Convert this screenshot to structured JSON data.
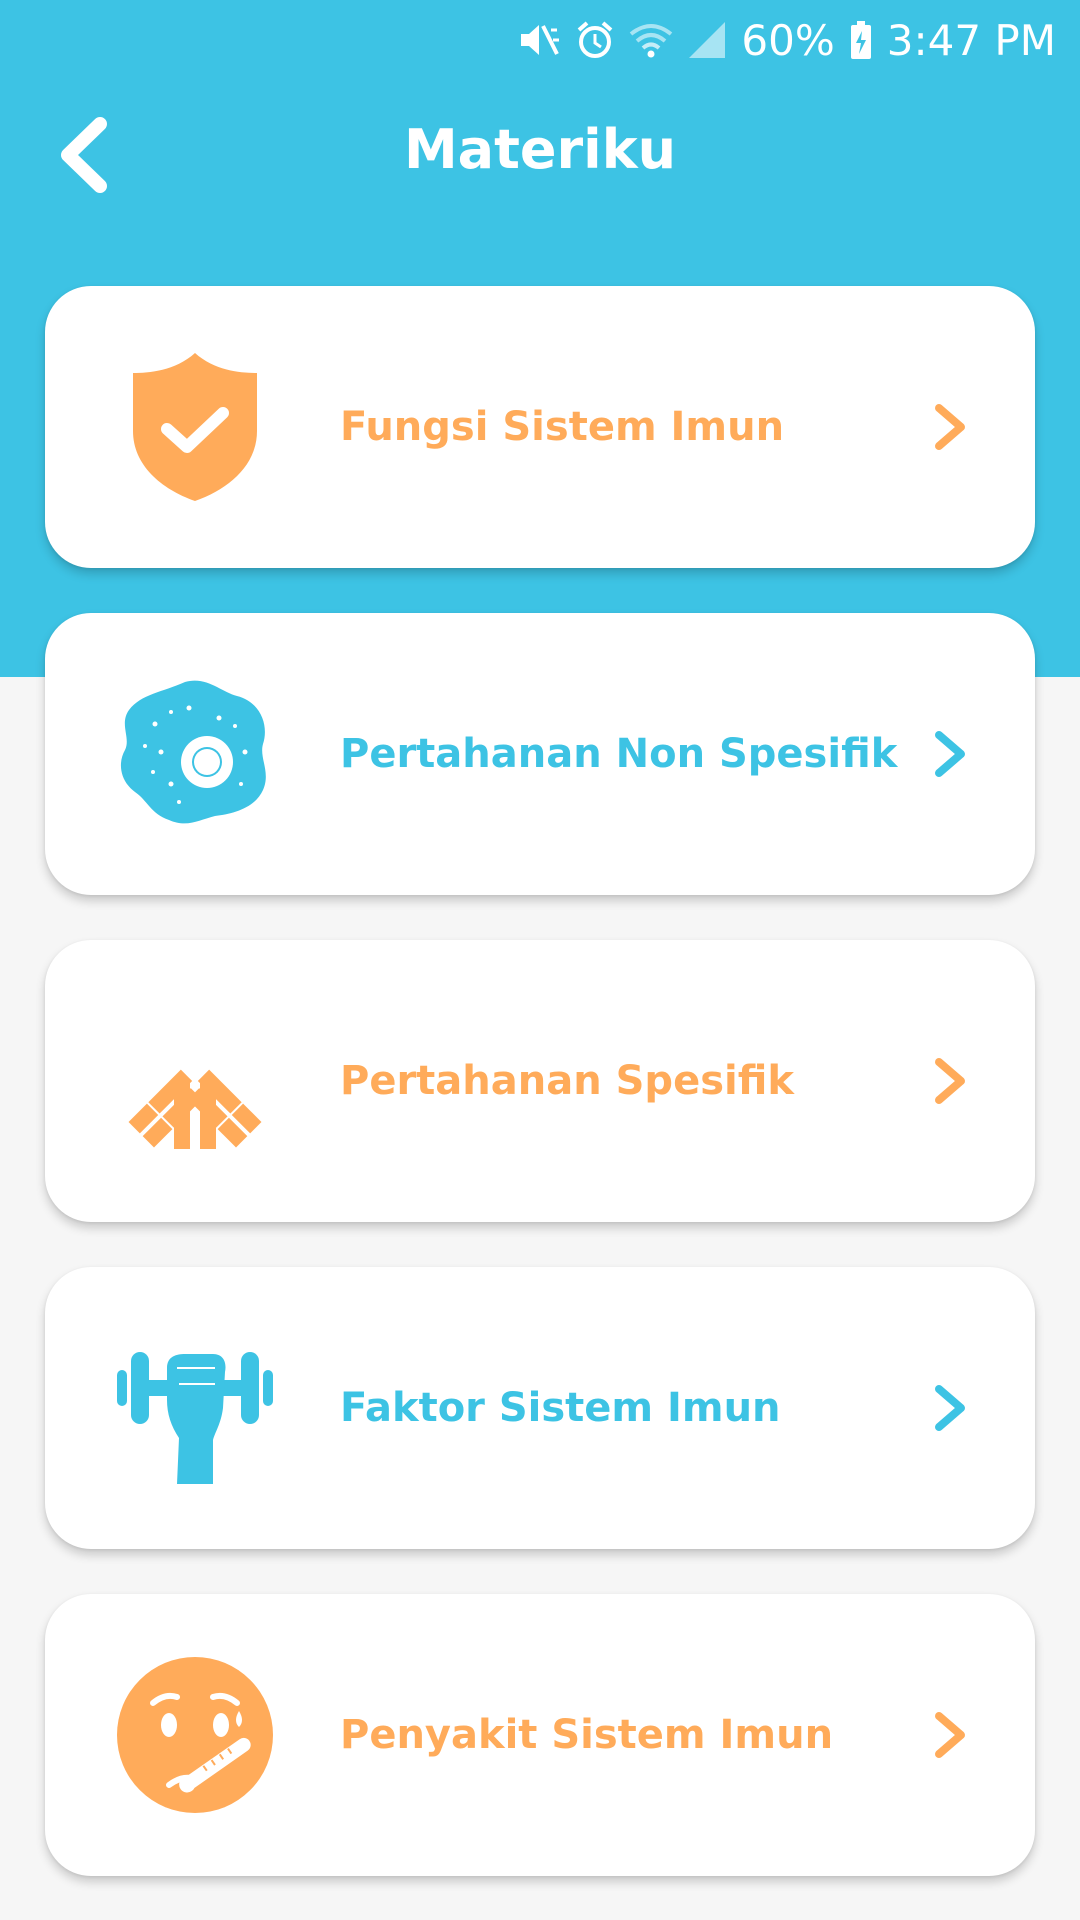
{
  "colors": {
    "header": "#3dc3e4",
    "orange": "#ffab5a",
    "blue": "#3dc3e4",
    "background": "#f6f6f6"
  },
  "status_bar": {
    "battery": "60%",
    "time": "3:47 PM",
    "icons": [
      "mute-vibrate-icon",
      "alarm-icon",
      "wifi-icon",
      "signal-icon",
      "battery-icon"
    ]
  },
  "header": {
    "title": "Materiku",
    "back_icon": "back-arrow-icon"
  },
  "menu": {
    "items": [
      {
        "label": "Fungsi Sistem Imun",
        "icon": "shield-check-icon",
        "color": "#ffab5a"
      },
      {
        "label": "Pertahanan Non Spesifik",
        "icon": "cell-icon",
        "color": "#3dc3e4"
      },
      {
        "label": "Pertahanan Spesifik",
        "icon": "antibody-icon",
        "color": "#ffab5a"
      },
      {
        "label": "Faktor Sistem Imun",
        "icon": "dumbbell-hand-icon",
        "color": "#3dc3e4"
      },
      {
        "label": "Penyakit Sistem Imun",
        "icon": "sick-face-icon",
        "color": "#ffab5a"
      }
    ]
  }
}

> [What is needed]:
Check each line of the material for "Spesifik". Copy the ones that have it.

> [Reply to the task]:
        "label": "Pertahanan Non Spesifik",
        "label": "Pertahanan Spesifik",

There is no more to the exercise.